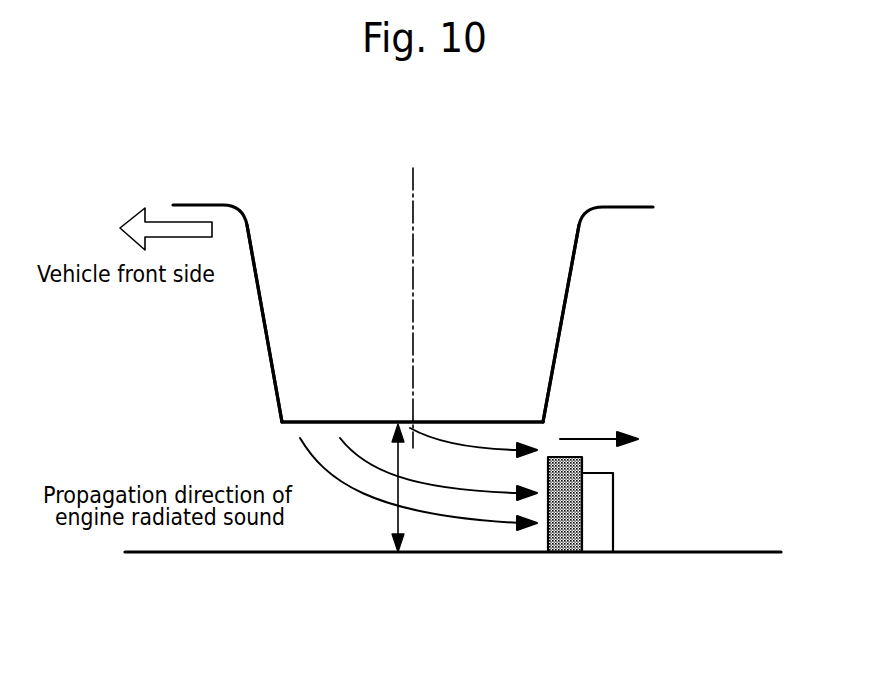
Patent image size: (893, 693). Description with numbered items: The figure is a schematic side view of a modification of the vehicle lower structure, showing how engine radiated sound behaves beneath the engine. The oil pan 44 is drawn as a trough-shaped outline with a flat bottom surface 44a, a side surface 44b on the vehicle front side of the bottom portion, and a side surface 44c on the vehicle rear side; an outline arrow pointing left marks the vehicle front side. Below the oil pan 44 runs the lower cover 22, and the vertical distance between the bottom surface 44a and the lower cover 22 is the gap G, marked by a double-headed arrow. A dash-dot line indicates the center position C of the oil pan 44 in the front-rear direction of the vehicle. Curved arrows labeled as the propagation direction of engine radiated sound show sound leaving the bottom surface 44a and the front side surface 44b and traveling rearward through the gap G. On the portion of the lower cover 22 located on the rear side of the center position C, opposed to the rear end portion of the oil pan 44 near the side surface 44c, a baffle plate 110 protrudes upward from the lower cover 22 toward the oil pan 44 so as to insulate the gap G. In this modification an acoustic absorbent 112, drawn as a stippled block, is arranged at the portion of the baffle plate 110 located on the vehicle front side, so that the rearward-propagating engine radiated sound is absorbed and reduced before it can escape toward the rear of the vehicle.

The oil pan 44 is at (527, 173).
The bottom surface of the oil pan 44a is at (346, 424).
The side surface of the oil pan on the vehicle front side 44b is at (258, 321).
The side surface of the oil pan on the vehicle rear side 44c is at (568, 318).
The center position of the oil pan C is at (414, 420).
The gap G is at (415, 520).
The lower cover 22 is at (700, 550).
The baffle plate 110 is at (598, 555).
The acoustic absorbent 112 is at (553, 555).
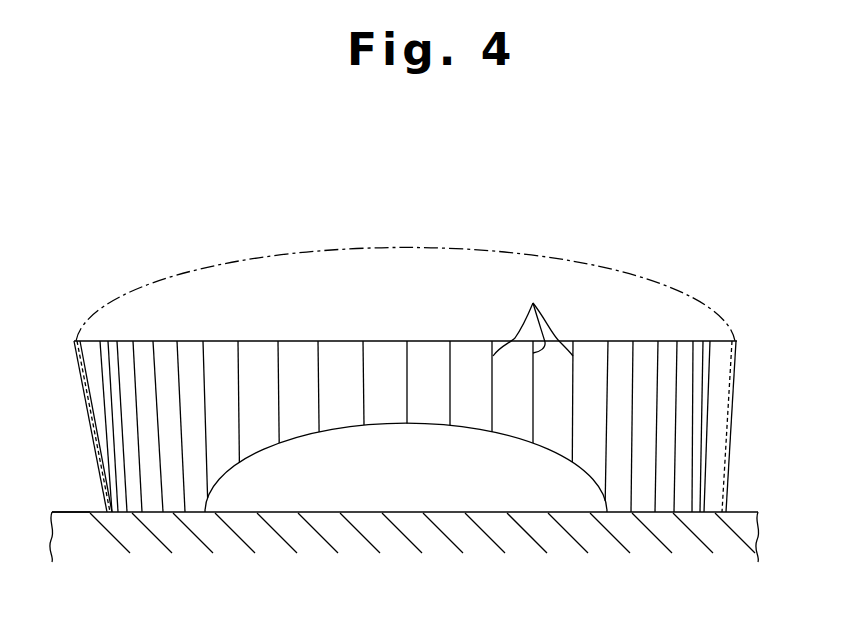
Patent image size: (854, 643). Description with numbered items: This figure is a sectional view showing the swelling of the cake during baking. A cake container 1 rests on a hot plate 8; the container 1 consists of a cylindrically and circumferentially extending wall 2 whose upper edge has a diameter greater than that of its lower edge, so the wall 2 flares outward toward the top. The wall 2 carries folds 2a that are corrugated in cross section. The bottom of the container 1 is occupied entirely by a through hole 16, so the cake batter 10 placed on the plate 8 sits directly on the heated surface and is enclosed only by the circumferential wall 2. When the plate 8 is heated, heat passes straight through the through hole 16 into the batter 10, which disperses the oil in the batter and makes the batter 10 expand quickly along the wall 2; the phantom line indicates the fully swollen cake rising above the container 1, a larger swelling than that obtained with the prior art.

The cake container 1 is at (738, 342).
The circumferentially extending wall 2 is at (722, 430).
The folds 2a is at (533, 314).
The hot plate 8 is at (74, 522).
The cake batter 10 is at (422, 243).
The through hole 16 is at (657, 513).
____________________
WRITTEN EXERCISE: Rewrite the listing from the line containing "Patent image size: (854, 643)." through the end of the listing, inclusive, as a two-column CSV with the headers text and answer. Give one row per description, pairing its text with the answer that follows it, with each field in double quotes and line breaks replaced by spaces.

TASK ANSWER:
text,answer
"Patent image size: (854, 643). Description with numbered items: This figure is a sectional view showing the swelling of the cake during baking. A cake container 1 rests on a hot plate 8; the container 1 consists of a cylindrically and circumferentially extending wall 2 whose upper edge has a diameter greater than that of its lower edge, so the wall 2 flares outward toward the top. The wall 2 carries folds 2a that are corrugated in cross section. The bottom of the container 1 is occupied entirely by a through hole 16, so the cake batter 10 placed on the plate 8 sits directly on the heated surface and is enclosed only by the circumferential wall 2. When the plate 8 is heated, heat passes straight through the through hole 16 into the batter 10, which disperses the oil in the batter and makes the batter 10 expand quickly along the wall 2; the phantom line indicates the fully swollen cake rising above the container 1, a larger swelling than that obtained with the prior art.","The cake container 1 is at (738, 342). The circumferentially extending wall 2 is at (722, 430). The folds 2a is at (533, 314). The hot plate 8 is at (74, 522). The cake batter 10 is at (422, 243). The through hole 16 is at (657, 513)."